Entries shown -

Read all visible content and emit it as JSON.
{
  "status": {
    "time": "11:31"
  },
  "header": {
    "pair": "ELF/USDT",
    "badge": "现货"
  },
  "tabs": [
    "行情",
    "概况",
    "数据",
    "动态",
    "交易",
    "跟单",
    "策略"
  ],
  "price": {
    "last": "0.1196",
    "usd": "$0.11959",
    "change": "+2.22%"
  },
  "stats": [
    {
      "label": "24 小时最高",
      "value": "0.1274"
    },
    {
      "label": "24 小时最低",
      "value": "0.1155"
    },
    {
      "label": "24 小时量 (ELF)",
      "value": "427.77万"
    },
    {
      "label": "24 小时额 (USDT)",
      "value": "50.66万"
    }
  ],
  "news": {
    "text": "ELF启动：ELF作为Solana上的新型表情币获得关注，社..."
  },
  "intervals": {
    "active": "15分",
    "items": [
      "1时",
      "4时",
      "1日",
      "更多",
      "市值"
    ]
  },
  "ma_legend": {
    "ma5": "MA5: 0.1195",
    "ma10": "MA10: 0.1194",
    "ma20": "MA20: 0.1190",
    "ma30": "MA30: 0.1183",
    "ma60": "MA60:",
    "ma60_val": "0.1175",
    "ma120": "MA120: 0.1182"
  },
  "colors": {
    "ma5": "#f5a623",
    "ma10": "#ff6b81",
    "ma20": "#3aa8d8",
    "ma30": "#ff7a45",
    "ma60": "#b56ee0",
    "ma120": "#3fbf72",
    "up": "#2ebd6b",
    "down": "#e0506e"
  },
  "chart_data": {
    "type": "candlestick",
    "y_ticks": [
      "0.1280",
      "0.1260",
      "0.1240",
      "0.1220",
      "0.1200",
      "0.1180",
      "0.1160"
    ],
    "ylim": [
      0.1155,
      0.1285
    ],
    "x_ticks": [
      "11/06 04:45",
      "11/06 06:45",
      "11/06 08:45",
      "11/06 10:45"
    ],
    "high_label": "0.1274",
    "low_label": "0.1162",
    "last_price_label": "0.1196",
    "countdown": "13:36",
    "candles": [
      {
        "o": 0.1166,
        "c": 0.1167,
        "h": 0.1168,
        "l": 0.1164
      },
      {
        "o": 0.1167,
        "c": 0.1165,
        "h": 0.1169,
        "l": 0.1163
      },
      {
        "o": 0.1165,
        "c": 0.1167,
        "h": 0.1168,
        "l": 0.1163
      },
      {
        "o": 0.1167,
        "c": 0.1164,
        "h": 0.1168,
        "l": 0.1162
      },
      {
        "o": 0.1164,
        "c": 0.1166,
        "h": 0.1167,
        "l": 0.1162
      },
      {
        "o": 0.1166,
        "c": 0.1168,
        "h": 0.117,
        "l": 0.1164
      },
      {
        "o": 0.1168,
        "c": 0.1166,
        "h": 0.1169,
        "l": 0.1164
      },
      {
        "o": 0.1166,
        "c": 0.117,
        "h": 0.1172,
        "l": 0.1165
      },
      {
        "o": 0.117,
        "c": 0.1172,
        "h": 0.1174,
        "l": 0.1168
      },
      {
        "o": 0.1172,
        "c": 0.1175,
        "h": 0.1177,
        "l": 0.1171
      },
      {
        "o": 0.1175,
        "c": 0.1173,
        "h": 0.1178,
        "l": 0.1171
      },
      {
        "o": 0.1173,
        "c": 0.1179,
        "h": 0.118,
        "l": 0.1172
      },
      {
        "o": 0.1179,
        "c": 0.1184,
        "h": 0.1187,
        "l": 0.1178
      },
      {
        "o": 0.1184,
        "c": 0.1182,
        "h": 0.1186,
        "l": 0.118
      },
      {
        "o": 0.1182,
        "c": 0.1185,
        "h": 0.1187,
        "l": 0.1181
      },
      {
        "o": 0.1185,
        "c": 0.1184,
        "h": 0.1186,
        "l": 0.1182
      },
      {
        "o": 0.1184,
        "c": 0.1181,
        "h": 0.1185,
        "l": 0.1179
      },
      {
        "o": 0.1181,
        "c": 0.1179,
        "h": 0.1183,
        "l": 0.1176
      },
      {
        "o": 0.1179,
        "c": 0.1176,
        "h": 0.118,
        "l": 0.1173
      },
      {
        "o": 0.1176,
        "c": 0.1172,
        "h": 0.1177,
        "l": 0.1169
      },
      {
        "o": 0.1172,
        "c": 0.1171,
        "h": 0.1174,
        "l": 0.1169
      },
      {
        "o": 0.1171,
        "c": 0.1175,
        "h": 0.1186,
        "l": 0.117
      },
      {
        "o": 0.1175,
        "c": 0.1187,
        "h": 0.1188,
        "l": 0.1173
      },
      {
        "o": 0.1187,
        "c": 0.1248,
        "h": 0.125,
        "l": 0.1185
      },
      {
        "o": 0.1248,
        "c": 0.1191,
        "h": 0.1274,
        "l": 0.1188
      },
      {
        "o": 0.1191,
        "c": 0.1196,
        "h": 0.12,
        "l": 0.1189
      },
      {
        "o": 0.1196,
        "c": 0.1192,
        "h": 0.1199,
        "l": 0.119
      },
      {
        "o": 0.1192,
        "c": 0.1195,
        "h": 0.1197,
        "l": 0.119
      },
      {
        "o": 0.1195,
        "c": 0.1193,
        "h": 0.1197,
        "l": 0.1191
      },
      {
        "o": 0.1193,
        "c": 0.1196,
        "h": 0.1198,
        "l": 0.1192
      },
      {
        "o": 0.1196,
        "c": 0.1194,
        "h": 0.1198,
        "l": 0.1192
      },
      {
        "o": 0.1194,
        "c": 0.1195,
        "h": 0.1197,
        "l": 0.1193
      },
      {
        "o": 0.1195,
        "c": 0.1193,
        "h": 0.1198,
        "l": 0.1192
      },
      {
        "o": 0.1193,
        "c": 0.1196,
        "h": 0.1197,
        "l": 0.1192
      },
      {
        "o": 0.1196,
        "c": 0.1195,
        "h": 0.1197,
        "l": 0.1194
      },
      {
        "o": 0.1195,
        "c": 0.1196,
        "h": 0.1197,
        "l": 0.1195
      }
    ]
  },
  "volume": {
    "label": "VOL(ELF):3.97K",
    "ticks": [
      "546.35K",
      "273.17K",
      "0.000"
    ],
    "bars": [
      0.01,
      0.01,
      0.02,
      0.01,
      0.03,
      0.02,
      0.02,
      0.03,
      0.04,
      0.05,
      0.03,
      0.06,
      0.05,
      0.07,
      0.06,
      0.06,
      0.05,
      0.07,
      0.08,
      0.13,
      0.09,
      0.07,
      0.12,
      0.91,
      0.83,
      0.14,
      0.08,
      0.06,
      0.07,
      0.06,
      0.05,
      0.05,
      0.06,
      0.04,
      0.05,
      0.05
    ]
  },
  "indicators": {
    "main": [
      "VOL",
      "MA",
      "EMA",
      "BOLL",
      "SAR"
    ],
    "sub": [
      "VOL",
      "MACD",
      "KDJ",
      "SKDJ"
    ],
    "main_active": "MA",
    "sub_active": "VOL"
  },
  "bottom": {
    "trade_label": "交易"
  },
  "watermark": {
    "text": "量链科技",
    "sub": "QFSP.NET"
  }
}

Directive - Copy each line of the listing that holds the word "value".

Problem solution -
      "value": "0.1274"
      "value": "0.1155"
      "value": "427.77万"
      "value": "50.66万"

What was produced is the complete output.